:: GIVEN RECORDS ::

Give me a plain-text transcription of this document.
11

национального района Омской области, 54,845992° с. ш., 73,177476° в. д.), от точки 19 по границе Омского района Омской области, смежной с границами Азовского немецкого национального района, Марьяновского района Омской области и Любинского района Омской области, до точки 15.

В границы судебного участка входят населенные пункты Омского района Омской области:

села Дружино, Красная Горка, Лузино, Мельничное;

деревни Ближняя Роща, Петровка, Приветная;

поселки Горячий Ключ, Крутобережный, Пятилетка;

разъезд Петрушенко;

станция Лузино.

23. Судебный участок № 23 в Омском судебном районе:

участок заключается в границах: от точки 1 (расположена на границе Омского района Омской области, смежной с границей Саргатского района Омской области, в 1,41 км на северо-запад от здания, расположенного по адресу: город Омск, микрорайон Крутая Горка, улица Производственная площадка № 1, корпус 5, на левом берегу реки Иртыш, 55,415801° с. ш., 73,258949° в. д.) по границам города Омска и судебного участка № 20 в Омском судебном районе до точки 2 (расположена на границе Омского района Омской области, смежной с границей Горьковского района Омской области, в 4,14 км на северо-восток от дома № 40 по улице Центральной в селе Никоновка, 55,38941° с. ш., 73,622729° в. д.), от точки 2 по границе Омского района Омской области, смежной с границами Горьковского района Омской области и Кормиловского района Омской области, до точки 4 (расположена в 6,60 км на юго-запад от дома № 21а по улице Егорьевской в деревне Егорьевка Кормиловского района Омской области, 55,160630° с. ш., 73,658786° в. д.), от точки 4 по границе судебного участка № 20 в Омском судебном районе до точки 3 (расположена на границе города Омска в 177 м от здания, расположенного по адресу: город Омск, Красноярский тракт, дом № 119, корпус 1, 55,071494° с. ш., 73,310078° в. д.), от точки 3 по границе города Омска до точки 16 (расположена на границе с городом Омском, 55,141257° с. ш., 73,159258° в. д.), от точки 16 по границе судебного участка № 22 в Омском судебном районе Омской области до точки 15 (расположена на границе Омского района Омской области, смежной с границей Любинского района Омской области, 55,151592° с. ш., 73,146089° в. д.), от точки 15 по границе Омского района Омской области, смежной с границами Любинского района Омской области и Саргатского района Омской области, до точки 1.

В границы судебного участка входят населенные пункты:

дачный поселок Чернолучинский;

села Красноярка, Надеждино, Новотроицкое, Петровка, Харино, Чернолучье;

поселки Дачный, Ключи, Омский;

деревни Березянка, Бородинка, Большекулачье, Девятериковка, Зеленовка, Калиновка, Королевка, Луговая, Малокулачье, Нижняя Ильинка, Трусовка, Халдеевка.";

:::

▶ **WHAT IS ASKED**:
Keep only those lines of the records that hold "села", and return them.

▶ **EXERCISE SOLUTION**:
села Дружино, Красная Горка, Лузино, Мельничное;
села Красноярка, Надеждино, Новотроицкое, Петровка, Харино, Чернолучье;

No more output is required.